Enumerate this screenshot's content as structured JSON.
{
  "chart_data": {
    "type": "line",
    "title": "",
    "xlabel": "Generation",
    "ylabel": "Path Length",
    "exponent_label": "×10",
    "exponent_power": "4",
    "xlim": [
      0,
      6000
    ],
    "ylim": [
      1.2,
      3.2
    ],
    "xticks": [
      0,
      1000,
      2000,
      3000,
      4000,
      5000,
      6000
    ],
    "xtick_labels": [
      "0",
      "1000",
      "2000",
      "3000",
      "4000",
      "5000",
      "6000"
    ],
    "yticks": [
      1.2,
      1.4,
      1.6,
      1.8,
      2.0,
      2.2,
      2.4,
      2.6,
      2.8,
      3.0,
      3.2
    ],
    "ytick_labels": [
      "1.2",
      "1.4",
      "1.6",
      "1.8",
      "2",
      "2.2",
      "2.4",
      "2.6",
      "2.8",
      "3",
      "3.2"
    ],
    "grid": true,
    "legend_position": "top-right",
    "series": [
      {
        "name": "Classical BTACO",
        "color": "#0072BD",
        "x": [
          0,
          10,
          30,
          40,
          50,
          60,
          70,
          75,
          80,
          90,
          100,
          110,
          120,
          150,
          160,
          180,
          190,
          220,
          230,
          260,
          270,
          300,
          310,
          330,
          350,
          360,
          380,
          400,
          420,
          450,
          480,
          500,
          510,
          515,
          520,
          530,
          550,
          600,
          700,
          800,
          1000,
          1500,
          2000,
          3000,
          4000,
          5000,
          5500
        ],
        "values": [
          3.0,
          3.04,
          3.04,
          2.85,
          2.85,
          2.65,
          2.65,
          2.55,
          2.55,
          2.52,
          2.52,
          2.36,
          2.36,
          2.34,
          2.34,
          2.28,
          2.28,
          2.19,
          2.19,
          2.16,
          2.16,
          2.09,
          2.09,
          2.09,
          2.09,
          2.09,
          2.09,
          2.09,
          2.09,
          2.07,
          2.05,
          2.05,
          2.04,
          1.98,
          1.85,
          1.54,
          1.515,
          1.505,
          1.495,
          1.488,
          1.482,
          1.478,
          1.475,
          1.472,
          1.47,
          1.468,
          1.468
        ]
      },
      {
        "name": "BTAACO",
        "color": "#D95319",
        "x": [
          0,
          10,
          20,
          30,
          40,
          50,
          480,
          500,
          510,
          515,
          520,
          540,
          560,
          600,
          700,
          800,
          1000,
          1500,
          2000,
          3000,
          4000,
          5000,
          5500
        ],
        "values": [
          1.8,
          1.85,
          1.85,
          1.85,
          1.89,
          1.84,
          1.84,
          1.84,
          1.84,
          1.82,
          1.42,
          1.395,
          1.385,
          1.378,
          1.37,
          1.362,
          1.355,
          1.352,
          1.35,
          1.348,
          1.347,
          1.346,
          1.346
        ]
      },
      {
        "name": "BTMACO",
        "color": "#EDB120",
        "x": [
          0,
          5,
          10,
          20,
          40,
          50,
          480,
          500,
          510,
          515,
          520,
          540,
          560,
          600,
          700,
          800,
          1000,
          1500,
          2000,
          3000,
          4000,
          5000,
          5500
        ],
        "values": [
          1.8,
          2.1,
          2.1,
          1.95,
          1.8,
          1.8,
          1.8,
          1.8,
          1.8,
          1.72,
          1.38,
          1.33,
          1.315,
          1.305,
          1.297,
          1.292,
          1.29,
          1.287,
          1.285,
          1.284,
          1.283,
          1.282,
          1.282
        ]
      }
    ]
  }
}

◆ **Work to do**
Copy every record exactly as presented.

◆ **The output**
Enumerate this screenshot's content as structured JSON.
{
  "chart_data": {
    "type": "line",
    "title": "",
    "xlabel": "Generation",
    "ylabel": "Path Length",
    "exponent_label": "×10",
    "exponent_power": "4",
    "xlim": [
      0,
      6000
    ],
    "ylim": [
      1.2,
      3.2
    ],
    "xticks": [
      0,
      1000,
      2000,
      3000,
      4000,
      5000,
      6000
    ],
    "xtick_labels": [
      "0",
      "1000",
      "2000",
      "3000",
      "4000",
      "5000",
      "6000"
    ],
    "yticks": [
      1.2,
      1.4,
      1.6,
      1.8,
      2.0,
      2.2,
      2.4,
      2.6,
      2.8,
      3.0,
      3.2
    ],
    "ytick_labels": [
      "1.2",
      "1.4",
      "1.6",
      "1.8",
      "2",
      "2.2",
      "2.4",
      "2.6",
      "2.8",
      "3",
      "3.2"
    ],
    "grid": true,
    "legend_position": "top-right",
    "series": [
      {
        "name": "Classical BTACO",
        "color": "#0072BD",
        "x": [
          0,
          10,
          30,
          40,
          50,
          60,
          70,
          75,
          80,
          90,
          100,
          110,
          120,
          150,
          160,
          180,
          190,
          220,
          230,
          260,
          270,
          300,
          310,
          330,
          350,
          360,
          380,
          400,
          420,
          450,
          480,
          500,
          510,
          515,
          520,
          530,
          550,
          600,
          700,
          800,
          1000,
          1500,
          2000,
          3000,
          4000,
          5000,
          5500
        ],
        "values": [
          3.0,
          3.04,
          3.04,
          2.85,
          2.85,
          2.65,
          2.65,
          2.55,
          2.55,
          2.52,
          2.52,
          2.36,
          2.36,
          2.34,
          2.34,
          2.28,
          2.28,
          2.19,
          2.19,
          2.16,
          2.16,
          2.09,
          2.09,
          2.09,
          2.09,
          2.09,
          2.09,
          2.09,
          2.09,
          2.07,
          2.05,
          2.05,
          2.04,
          1.98,
          1.85,
          1.54,
          1.515,
          1.505,
          1.495,
          1.488,
          1.482,
          1.478,
          1.475,
          1.472,
          1.47,
          1.468,
          1.468
        ]
      },
      {
        "name": "BTAACO",
        "color": "#D95319",
        "x": [
          0,
          10,
          20,
          30,
          40,
          50,
          480,
          500,
          510,
          515,
          520,
          540,
          560,
          600,
          700,
          800,
          1000,
          1500,
          2000,
          3000,
          4000,
          5000,
          5500
        ],
        "values": [
          1.8,
          1.85,
          1.85,
          1.85,
          1.89,
          1.84,
          1.84,
          1.84,
          1.84,
          1.82,
          1.42,
          1.395,
          1.385,
          1.378,
          1.37,
          1.362,
          1.355,
          1.352,
          1.35,
          1.348,
          1.347,
          1.346,
          1.346
        ]
      },
      {
        "name": "BTMACO",
        "color": "#EDB120",
        "x": [
          0,
          5,
          10,
          20,
          40,
          50,
          480,
          500,
          510,
          515,
          520,
          540,
          560,
          600,
          700,
          800,
          1000,
          1500,
          2000,
          3000,
          4000,
          5000,
          5500
        ],
        "values": [
          1.8,
          2.1,
          2.1,
          1.95,
          1.8,
          1.8,
          1.8,
          1.8,
          1.8,
          1.72,
          1.38,
          1.33,
          1.315,
          1.305,
          1.297,
          1.292,
          1.29,
          1.287,
          1.285,
          1.284,
          1.283,
          1.282,
          1.282
        ]
      }
    ]
  }
}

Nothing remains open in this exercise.